Will you give the material below again, every line exactly as it is?

>> START Records supplied

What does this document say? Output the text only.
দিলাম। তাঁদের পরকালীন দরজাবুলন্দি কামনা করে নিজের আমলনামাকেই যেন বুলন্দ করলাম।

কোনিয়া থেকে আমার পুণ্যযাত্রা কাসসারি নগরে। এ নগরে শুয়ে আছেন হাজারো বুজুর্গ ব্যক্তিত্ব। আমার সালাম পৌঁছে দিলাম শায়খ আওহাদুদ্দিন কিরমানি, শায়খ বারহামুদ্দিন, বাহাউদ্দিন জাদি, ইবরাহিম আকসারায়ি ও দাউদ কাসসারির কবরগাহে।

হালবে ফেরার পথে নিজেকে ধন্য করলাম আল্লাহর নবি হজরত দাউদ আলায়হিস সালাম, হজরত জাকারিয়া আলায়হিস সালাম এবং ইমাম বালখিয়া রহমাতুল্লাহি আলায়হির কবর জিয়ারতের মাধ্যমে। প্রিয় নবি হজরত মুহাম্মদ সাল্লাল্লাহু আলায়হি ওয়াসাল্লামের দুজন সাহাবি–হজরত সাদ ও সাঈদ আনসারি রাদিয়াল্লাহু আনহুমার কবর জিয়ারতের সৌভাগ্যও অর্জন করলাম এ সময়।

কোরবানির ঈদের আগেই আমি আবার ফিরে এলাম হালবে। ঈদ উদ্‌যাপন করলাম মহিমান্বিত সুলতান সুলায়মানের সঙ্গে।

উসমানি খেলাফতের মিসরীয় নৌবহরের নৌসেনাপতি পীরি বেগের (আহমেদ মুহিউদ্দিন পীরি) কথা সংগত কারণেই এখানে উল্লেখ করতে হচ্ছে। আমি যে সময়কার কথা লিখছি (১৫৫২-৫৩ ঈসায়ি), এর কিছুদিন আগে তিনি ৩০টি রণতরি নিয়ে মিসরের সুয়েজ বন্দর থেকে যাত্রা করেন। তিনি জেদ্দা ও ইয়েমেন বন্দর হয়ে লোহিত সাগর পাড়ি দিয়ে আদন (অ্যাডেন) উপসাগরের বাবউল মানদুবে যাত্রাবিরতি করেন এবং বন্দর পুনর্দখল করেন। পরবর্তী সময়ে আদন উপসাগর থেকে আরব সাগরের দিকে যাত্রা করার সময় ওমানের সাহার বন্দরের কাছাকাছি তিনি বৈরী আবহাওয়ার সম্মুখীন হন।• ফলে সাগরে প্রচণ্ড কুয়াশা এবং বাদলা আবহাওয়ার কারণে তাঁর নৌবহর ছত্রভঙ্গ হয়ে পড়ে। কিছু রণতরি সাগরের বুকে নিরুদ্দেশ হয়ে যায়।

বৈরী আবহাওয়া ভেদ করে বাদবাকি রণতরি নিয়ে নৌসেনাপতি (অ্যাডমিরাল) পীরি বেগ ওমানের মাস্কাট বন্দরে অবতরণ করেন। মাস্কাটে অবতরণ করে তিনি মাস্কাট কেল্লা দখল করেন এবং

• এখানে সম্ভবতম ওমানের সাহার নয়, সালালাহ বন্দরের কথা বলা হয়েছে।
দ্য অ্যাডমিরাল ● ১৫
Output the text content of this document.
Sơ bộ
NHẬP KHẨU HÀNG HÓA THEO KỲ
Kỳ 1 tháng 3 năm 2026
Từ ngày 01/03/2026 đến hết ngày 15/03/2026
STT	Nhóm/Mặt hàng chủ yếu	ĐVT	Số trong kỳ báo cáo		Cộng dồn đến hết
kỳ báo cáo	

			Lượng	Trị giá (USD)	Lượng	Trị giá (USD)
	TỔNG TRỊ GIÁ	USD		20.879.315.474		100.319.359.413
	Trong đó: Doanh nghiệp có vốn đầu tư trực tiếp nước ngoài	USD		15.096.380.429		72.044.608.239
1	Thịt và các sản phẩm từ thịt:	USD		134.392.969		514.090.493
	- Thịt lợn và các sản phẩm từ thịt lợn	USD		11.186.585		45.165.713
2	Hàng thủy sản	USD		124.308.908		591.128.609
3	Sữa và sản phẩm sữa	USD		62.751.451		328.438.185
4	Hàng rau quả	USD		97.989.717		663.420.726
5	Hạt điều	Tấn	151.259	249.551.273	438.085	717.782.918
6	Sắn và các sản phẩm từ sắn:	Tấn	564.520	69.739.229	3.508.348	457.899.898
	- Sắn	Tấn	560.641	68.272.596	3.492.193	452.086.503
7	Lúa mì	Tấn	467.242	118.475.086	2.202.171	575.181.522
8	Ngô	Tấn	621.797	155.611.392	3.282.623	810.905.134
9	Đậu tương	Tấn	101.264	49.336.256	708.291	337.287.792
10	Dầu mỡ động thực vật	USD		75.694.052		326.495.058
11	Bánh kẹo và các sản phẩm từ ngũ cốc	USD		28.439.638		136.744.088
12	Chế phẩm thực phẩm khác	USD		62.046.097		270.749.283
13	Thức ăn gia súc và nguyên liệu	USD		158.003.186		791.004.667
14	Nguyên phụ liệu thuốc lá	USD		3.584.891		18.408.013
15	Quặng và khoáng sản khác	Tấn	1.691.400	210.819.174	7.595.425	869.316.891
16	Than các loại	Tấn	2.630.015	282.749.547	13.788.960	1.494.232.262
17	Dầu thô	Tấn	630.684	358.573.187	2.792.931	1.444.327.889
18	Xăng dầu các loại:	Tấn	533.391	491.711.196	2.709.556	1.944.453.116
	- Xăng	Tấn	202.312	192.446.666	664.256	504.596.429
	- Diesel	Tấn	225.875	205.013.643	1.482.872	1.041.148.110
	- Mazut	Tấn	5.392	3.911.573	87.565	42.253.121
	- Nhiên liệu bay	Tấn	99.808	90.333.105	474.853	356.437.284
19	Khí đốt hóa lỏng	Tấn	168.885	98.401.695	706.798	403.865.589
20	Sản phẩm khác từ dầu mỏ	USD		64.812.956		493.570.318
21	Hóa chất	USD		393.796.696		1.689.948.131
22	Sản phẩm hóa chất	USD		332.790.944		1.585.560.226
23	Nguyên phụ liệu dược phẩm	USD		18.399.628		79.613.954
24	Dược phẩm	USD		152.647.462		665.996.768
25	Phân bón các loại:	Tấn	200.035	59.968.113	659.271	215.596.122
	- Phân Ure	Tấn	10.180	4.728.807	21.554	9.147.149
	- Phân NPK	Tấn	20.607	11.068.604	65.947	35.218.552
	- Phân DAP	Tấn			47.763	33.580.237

>> END Records supplied

• [Result of this exercise]:
What does this document say? Output the text only.
দিলাম। তাঁদের পরকালীন দরজাবুলন্দি কামনা করে নিজের আমলনামাকেই যেন বুলন্দ করলাম।

কোনিয়া থেকে আমার পুণ্যযাত্রা কাসসারি নগরে। এ নগরে শুয়ে আছেন হাজারো বুজুর্গ ব্যক্তিত্ব। আমার সালাম পৌঁছে দিলাম শায়খ আওহাদুদ্দিন কিরমানি, শায়খ বারহামুদ্দিন, বাহাউদ্দিন জাদি, ইবরাহিম আকসারায়ি ও দাউদ কাসসারির কবরগাহে।

হালবে ফেরার পথে নিজেকে ধন্য করলাম আল্লাহর নবি হজরত দাউদ আলায়হিস সালাম, হজরত জাকারিয়া আলায়হিস সালাম এবং ইমাম বালখিয়া রহমাতুল্লাহি আলায়হির কবর জিয়ারতের মাধ্যমে। প্রিয় নবি হজরত মুহাম্মদ সাল্লাল্লাহু আলায়হি ওয়াসাল্লামের দুজন সাহাবি–হজরত সাদ ও সাঈদ আনসারি রাদিয়াল্লাহু আনহুমার কবর জিয়ারতের সৌভাগ্যও অর্জন করলাম এ সময়।

কোরবানির ঈদের আগেই আমি আবার ফিরে এলাম হালবে। ঈদ উদ্‌যাপন করলাম মহিমান্বিত সুলতান সুলায়মানের সঙ্গে।

উসমানি খেলাফতের মিসরীয় নৌবহরের নৌসেনাপতি পীরি বেগের (আহমেদ মুহিউদ্দিন পীরি) কথা সংগত কারণেই এখানে উল্লেখ করতে হচ্ছে। আমি যে সময়কার কথা লিখছি (১৫৫২-৫৩ ঈসায়ি), এর কিছুদিন আগে তিনি ৩০টি রণতরি নিয়ে মিসরের সুয়েজ বন্দর থেকে যাত্রা করেন। তিনি জেদ্দা ও ইয়েমেন বন্দর হয়ে লোহিত সাগর পাড়ি দিয়ে আদন (অ্যাডেন) উপসাগরের বাবউল মানদুবে যাত্রাবিরতি করেন এবং বন্দর পুনর্দখল করেন। পরবর্তী সময়ে আদন উপসাগর থেকে আরব সাগরের দিকে যাত্রা করার সময় ওমানের সাহার বন্দরের কাছাকাছি তিনি বৈরী আবহাওয়ার সম্মুখীন হন।• ফলে সাগরে প্রচণ্ড কুয়াশা এবং বাদলা আবহাওয়ার কারণে তাঁর নৌবহর ছত্রভঙ্গ হয়ে পড়ে। কিছু রণতরি সাগরের বুকে নিরুদ্দেশ হয়ে যায়।

বৈরী আবহাওয়া ভেদ করে বাদবাকি রণতরি নিয়ে নৌসেনাপতি (অ্যাডমিরাল) পীরি বেগ ওমানের মাস্কাট বন্দরে অবতরণ করেন। মাস্কাটে অবতরণ করে তিনি মাস্কাট কেল্লা দখল করেন এবং

• এখানে সম্ভবতম ওমানের সাহার নয়, সালালাহ বন্দরের কথা বলা হয়েছে।
দ্য অ্যাডমিরাল ● ১৫
Output the text content of this document.
Sơ bộ
NHẬP KHẨU HÀNG HÓA THEO KỲ
Kỳ 1 tháng 3 năm 2026
Từ ngày 01/03/2026 đến hết ngày 15/03/2026
STT	Nhóm/Mặt hàng chủ yếu	ĐVT	Số trong kỳ báo cáo		Cộng dồn đến hết
kỳ báo cáo	

			Lượng	Trị giá (USD)	Lượng	Trị giá (USD)
	TỔNG TRỊ GIÁ	USD		20.879.315.474		100.319.359.413
	Trong đó: Doanh nghiệp có vốn đầu tư trực tiếp nước ngoài	USD		15.096.380.429		72.044.608.239
1	Thịt và các sản phẩm từ thịt:	USD		134.392.969		514.090.493
	- Thịt lợn và các sản phẩm từ thịt lợn	USD		11.186.585		45.165.713
2	Hàng thủy sản	USD		124.308.908		591.128.609
3	Sữa và sản phẩm sữa	USD		62.751.451		328.438.185
4	Hàng rau quả	USD		97.989.717		663.420.726
5	Hạt điều	Tấn	151.259	249.551.273	438.085	717.782.918
6	Sắn và các sản phẩm từ sắn:	Tấn	564.520	69.739.229	3.508.348	457.899.898
	- Sắn	Tấn	560.641	68.272.596	3.492.193	452.086.503
7	Lúa mì	Tấn	467.242	118.475.086	2.202.171	575.181.522
8	Ngô	Tấn	621.797	155.611.392	3.282.623	810.905.134
9	Đậu tương	Tấn	101.264	49.336.256	708.291	337.287.792
10	Dầu mỡ động thực vật	USD		75.694.052		326.495.058
11	Bánh kẹo và các sản phẩm từ ngũ cốc	USD		28.439.638		136.744.088
12	Chế phẩm thực phẩm khác	USD		62.046.097		270.749.283
13	Thức ăn gia súc và nguyên liệu	USD		158.003.186		791.004.667
14	Nguyên phụ liệu thuốc lá	USD		3.584.891		18.408.013
15	Quặng và khoáng sản khác	Tấn	1.691.400	210.819.174	7.595.425	869.316.891
16	Than các loại	Tấn	2.630.015	282.749.547	13.788.960	1.494.232.262
17	Dầu thô	Tấn	630.684	358.573.187	2.792.931	1.444.327.889
18	Xăng dầu các loại:	Tấn	533.391	491.711.196	2.709.556	1.944.453.116
	- Xăng	Tấn	202.312	192.446.666	664.256	504.596.429
	- Diesel	Tấn	225.875	205.013.643	1.482.872	1.041.148.110
	- Mazut	Tấn	5.392	3.911.573	87.565	42.253.121
	- Nhiên liệu bay	Tấn	99.808	90.333.105	474.853	356.437.284
19	Khí đốt hóa lỏng	Tấn	168.885	98.401.695	706.798	403.865.589
20	Sản phẩm khác từ dầu mỏ	USD		64.812.956		493.570.318
21	Hóa chất	USD		393.796.696		1.689.948.131
22	Sản phẩm hóa chất	USD		332.790.944		1.585.560.226
23	Nguyên phụ liệu dược phẩm	USD		18.399.628		79.613.954
24	Dược phẩm	USD		152.647.462		665.996.768
25	Phân bón các loại:	Tấn	200.035	59.968.113	659.271	215.596.122
	- Phân Ure	Tấn	10.180	4.728.807	21.554	9.147.149
	- Phân NPK	Tấn	20.607	11.068.604	65.947	35.218.552
	- Phân DAP	Tấn			47.763	33.580.237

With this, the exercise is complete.